■ OBJECTIVE
Find all lines in the records that include the word "screenshot", and copy them out.

[Data excerpts]
--
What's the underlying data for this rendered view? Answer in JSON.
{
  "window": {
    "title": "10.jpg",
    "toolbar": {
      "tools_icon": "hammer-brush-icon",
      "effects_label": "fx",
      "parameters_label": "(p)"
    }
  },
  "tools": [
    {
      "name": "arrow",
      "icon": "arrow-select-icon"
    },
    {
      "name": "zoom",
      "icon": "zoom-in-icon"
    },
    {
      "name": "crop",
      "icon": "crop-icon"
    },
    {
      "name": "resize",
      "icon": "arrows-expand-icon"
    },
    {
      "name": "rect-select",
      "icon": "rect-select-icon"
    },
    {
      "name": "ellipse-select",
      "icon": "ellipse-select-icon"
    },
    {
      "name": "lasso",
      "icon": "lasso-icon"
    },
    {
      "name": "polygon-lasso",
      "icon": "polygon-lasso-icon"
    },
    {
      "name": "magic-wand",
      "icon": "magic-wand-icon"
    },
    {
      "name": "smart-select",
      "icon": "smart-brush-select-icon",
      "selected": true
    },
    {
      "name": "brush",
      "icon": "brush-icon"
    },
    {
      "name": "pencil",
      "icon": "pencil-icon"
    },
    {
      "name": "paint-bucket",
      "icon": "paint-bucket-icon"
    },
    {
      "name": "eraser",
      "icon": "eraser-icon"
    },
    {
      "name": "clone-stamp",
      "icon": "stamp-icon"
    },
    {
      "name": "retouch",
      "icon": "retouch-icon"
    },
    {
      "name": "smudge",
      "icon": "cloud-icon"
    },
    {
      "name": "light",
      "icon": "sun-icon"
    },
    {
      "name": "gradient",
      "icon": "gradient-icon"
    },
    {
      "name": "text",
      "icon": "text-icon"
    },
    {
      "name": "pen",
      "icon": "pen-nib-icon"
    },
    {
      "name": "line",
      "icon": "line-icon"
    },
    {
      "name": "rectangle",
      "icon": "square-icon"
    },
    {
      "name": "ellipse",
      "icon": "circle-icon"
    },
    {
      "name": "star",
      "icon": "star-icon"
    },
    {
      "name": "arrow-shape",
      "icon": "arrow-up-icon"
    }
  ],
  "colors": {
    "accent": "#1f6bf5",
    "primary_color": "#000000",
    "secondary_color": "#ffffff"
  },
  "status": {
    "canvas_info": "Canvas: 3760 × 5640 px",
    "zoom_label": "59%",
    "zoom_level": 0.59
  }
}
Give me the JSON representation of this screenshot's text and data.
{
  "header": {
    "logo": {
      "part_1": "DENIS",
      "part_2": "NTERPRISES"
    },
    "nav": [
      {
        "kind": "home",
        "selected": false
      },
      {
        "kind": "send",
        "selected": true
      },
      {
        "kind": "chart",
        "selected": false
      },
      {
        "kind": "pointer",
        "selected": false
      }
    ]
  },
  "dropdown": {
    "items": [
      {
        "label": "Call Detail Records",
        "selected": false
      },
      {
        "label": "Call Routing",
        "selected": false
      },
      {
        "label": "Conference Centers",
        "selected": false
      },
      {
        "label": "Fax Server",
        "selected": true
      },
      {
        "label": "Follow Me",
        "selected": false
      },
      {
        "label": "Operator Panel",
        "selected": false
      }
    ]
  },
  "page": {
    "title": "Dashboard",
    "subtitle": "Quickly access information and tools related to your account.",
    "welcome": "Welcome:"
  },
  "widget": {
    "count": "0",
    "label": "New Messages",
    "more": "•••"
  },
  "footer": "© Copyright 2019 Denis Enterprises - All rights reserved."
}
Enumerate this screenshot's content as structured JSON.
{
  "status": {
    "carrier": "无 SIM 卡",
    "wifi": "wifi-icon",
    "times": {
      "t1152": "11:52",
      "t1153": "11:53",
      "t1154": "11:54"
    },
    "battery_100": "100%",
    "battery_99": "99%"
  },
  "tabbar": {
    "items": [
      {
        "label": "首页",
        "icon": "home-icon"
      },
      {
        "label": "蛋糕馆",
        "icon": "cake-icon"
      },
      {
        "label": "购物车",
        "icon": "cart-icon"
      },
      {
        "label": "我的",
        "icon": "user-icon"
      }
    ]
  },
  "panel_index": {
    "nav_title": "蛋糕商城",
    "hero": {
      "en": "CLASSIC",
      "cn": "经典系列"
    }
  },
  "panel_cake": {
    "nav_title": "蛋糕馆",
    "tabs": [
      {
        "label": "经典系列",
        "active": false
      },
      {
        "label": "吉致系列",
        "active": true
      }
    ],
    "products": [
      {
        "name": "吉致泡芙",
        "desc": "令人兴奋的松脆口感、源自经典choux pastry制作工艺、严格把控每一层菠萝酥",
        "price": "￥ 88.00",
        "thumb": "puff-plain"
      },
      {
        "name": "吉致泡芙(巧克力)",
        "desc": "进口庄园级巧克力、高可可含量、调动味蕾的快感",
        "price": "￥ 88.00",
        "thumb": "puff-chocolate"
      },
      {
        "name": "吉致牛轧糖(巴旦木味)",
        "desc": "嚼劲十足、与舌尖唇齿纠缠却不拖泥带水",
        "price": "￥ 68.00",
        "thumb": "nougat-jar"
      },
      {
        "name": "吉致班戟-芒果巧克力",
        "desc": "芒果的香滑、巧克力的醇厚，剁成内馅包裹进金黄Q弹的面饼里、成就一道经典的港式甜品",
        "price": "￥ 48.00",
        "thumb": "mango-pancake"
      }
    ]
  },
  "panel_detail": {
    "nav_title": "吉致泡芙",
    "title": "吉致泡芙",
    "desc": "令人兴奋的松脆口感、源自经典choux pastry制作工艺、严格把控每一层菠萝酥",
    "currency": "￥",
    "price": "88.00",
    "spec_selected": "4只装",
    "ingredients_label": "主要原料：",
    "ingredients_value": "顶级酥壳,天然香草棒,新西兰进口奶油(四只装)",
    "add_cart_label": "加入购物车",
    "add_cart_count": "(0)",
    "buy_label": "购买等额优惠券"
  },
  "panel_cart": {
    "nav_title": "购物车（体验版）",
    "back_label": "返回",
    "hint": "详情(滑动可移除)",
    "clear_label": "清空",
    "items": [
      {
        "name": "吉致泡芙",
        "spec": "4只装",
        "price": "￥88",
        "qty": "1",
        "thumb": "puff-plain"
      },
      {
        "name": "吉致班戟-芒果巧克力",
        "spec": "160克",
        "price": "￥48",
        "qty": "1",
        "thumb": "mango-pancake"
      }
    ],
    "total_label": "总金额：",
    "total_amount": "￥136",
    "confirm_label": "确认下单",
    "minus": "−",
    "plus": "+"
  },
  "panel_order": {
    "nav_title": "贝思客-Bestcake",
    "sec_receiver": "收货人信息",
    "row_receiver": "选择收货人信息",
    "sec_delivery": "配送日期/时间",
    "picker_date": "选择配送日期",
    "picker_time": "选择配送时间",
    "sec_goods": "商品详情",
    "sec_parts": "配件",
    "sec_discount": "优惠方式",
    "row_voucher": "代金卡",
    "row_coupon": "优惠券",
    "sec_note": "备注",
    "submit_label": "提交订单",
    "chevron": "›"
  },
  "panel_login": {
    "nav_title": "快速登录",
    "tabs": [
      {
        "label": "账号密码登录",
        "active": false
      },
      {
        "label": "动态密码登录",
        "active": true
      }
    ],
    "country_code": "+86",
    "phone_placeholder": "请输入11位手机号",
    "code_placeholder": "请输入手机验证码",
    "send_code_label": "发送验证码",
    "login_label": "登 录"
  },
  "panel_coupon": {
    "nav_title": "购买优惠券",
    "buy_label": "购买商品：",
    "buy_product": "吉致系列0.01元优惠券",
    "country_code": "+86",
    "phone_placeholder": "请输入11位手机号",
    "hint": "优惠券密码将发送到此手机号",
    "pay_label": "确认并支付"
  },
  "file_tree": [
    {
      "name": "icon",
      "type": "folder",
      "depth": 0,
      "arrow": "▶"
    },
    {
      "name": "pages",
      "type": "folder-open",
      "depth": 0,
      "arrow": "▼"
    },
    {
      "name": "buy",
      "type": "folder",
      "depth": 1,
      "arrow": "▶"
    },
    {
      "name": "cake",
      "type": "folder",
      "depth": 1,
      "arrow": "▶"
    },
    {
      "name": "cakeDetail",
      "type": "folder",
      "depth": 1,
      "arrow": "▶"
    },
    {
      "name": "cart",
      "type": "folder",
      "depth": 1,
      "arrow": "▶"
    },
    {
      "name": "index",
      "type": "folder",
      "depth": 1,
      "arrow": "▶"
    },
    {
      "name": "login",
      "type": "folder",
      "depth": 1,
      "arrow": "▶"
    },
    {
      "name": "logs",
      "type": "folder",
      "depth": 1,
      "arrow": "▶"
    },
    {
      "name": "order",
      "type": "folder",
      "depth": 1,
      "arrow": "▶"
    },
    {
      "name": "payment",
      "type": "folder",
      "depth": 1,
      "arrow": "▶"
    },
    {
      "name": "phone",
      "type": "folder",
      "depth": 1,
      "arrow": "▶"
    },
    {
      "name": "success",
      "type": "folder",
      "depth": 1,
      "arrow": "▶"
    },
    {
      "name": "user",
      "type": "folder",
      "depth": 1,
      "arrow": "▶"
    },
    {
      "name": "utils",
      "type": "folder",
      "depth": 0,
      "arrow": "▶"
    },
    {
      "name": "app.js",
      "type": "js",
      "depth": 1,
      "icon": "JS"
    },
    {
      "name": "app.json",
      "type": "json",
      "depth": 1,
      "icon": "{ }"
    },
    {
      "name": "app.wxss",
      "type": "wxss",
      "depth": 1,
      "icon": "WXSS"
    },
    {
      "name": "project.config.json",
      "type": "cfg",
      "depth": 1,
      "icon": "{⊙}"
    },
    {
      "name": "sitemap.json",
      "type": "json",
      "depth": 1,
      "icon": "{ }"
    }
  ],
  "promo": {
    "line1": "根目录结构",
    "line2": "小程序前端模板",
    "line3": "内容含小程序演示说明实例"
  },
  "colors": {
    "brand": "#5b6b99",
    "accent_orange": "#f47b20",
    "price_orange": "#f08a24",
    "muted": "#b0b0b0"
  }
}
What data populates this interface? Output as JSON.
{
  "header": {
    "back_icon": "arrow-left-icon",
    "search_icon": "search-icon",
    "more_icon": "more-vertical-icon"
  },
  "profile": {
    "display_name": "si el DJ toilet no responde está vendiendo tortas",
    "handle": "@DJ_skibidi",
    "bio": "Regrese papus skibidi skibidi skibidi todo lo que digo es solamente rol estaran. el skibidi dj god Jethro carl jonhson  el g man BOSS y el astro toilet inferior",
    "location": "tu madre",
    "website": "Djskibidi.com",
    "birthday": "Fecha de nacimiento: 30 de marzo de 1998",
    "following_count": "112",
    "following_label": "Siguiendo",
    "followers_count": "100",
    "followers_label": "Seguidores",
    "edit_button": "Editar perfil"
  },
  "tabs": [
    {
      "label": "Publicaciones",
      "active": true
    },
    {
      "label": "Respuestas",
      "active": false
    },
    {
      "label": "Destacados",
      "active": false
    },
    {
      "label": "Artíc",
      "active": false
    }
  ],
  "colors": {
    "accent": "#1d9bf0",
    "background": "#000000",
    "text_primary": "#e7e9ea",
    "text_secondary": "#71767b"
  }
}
--
■ RESPONSE TO THE EXERCISE
Give me the JSON representation of this screenshot's text and data.
Enumerate this screenshot's content as structured JSON.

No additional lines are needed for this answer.